* **Work required**: Copy out the rows word for word, from the very first one through the line containing "723, 1117, 739]", with both of those lines included.

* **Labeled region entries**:
:::

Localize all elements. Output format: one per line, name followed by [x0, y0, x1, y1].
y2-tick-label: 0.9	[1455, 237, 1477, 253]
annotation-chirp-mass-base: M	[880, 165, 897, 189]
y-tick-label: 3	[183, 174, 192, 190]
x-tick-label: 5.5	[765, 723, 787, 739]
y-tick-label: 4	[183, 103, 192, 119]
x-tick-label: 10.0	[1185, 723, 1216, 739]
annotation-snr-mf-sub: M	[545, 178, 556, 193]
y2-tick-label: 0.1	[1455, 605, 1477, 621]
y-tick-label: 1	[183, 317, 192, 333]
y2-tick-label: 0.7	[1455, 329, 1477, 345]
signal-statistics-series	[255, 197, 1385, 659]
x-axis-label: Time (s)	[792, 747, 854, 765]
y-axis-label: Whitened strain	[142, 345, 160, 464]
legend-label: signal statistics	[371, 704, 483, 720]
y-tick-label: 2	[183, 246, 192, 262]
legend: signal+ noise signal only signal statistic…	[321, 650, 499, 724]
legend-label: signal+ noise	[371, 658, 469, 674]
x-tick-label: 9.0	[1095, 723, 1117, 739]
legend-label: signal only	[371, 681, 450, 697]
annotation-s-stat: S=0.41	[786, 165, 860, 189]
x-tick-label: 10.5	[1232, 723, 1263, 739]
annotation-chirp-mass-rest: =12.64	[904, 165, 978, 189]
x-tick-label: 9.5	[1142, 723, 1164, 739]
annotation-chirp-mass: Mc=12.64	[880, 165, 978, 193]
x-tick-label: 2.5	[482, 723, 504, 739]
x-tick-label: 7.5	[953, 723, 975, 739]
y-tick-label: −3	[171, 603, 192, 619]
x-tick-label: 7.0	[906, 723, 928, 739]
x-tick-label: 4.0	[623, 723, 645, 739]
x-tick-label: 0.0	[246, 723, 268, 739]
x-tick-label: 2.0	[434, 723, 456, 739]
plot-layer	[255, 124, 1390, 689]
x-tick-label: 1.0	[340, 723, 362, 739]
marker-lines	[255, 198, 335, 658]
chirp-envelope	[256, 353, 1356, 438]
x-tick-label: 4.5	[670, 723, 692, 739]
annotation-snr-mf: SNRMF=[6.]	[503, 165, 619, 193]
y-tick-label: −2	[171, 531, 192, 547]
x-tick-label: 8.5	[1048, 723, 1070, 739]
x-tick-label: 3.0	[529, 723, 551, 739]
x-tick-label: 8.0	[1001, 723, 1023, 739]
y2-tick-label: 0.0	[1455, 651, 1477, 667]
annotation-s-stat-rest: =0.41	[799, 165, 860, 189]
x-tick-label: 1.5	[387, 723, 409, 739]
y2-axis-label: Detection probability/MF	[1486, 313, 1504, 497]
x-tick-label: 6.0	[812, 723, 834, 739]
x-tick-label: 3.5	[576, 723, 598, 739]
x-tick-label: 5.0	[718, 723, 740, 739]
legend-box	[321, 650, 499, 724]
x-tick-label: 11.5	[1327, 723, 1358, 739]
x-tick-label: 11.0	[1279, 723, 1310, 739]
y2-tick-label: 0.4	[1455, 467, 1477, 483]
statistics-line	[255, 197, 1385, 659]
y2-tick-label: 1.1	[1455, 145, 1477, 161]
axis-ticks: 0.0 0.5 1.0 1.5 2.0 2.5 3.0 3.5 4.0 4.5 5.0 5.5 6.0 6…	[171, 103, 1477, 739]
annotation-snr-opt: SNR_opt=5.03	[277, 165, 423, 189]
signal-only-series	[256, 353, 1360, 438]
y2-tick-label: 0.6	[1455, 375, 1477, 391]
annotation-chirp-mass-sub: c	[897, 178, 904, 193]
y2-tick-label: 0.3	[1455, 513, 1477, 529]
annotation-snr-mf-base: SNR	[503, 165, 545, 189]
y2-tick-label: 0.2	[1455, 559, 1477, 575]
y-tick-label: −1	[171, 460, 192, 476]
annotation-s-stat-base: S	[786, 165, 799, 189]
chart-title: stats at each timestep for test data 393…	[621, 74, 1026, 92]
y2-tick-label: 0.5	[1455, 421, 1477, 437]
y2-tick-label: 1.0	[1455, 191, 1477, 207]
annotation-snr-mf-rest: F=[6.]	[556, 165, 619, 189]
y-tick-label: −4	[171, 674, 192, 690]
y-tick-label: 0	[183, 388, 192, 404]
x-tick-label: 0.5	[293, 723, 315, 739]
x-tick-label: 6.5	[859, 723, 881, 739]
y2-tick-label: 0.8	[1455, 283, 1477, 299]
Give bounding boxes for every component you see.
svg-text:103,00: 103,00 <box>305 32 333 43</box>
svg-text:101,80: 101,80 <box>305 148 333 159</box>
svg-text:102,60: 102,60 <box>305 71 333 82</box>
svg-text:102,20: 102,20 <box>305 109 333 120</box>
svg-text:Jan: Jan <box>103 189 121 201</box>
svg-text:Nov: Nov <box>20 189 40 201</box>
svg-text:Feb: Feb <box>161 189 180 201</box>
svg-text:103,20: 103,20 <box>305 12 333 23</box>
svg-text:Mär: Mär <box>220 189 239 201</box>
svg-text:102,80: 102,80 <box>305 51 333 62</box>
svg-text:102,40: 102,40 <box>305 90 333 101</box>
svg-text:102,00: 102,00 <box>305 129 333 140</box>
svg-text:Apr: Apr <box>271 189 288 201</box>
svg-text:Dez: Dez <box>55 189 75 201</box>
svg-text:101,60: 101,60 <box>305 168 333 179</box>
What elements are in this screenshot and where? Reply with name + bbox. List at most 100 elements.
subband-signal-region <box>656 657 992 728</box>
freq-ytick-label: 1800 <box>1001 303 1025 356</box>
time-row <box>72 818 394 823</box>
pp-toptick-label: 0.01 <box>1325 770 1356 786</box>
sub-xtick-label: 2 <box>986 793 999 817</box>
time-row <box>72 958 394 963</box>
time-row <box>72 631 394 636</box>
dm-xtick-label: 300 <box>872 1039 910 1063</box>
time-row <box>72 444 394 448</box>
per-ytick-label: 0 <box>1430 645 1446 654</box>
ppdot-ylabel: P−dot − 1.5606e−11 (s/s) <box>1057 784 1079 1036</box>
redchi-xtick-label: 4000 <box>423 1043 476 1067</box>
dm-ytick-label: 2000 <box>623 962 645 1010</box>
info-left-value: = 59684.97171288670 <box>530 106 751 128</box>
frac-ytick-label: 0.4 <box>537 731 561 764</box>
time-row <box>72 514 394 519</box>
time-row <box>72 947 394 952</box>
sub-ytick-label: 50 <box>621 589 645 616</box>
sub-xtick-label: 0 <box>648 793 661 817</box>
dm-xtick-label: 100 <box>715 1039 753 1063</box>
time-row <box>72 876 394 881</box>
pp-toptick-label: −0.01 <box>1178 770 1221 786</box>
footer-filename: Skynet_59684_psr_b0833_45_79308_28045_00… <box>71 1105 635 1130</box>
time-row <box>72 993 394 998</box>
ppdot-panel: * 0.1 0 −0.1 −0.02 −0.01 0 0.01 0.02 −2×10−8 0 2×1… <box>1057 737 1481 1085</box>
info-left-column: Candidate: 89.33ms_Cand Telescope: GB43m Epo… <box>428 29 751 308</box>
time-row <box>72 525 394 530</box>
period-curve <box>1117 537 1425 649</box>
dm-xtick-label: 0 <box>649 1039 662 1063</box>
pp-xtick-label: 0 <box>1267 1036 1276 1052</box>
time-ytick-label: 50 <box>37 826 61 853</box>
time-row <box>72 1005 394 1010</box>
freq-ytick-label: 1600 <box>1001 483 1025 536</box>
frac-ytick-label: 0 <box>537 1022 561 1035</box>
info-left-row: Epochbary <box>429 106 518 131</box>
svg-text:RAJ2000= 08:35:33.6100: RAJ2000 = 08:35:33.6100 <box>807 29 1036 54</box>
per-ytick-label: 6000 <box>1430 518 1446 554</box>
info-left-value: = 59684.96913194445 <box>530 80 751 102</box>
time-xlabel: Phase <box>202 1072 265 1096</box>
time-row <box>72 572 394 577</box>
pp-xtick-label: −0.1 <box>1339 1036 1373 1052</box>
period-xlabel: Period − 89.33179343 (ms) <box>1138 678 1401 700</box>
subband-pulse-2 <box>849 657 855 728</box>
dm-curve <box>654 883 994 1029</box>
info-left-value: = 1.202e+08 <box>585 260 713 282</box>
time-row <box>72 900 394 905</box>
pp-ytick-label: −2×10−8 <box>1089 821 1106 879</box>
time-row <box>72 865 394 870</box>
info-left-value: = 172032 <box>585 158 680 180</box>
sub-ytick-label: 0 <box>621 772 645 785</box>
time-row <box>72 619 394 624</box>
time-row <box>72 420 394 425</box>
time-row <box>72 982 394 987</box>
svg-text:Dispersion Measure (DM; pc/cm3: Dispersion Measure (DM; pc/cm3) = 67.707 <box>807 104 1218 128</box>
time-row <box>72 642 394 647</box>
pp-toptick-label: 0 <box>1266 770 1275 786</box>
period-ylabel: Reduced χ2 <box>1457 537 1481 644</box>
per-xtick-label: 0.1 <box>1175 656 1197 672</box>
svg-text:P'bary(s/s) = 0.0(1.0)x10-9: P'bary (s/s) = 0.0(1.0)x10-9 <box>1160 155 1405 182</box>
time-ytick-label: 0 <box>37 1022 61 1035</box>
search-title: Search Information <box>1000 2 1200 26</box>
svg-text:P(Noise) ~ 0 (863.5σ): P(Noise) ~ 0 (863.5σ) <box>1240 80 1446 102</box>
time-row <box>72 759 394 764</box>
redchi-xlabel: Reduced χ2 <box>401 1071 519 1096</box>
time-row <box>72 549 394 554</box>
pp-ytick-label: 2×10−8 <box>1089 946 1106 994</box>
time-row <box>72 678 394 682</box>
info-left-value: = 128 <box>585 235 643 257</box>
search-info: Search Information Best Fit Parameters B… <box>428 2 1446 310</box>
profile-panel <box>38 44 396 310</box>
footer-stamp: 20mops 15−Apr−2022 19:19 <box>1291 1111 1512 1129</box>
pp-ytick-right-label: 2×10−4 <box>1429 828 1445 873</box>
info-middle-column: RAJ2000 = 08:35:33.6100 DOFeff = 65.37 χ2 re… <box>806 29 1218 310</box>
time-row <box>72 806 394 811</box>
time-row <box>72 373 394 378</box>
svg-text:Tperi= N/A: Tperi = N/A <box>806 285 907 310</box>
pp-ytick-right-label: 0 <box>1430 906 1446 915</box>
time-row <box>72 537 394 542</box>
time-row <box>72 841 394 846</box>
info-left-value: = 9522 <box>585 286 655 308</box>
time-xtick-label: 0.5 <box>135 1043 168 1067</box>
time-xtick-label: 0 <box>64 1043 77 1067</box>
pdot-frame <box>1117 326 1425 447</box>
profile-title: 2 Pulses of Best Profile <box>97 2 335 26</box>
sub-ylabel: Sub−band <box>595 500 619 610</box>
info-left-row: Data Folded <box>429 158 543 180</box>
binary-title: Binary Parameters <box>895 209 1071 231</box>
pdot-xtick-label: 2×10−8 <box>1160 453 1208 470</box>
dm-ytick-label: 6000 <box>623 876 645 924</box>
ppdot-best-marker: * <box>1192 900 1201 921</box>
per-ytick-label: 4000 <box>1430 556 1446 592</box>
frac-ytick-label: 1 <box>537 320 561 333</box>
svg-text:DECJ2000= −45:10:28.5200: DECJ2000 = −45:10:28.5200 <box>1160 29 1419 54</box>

:::

* **Response to this exercise**:
Localize all elements. Output format: one per line, name followed by [x0, y0, x1, y1].
y2-tick-label: 0.9	[1455, 237, 1477, 253]
annotation-chirp-mass-base: M	[880, 165, 897, 189]
y-tick-label: 3	[183, 174, 192, 190]
x-tick-label: 5.5	[765, 723, 787, 739]
y-tick-label: 4	[183, 103, 192, 119]
x-tick-label: 10.0	[1185, 723, 1216, 739]
annotation-snr-mf-sub: M	[545, 178, 556, 193]
y2-tick-label: 0.1	[1455, 605, 1477, 621]
y-tick-label: 1	[183, 317, 192, 333]
y2-tick-label: 0.7	[1455, 329, 1477, 345]
signal-statistics-series	[255, 197, 1385, 659]
x-axis-label: Time (s)	[792, 747, 854, 765]
y-axis-label: Whitened strain	[142, 345, 160, 464]
legend-label: signal statistics	[371, 704, 483, 720]
y-tick-label: 2	[183, 246, 192, 262]
legend: signal+ noise signal only signal statistic…	[321, 650, 499, 724]
legend-label: signal+ noise	[371, 658, 469, 674]
x-tick-label: 9.0	[1095, 723, 1117, 739]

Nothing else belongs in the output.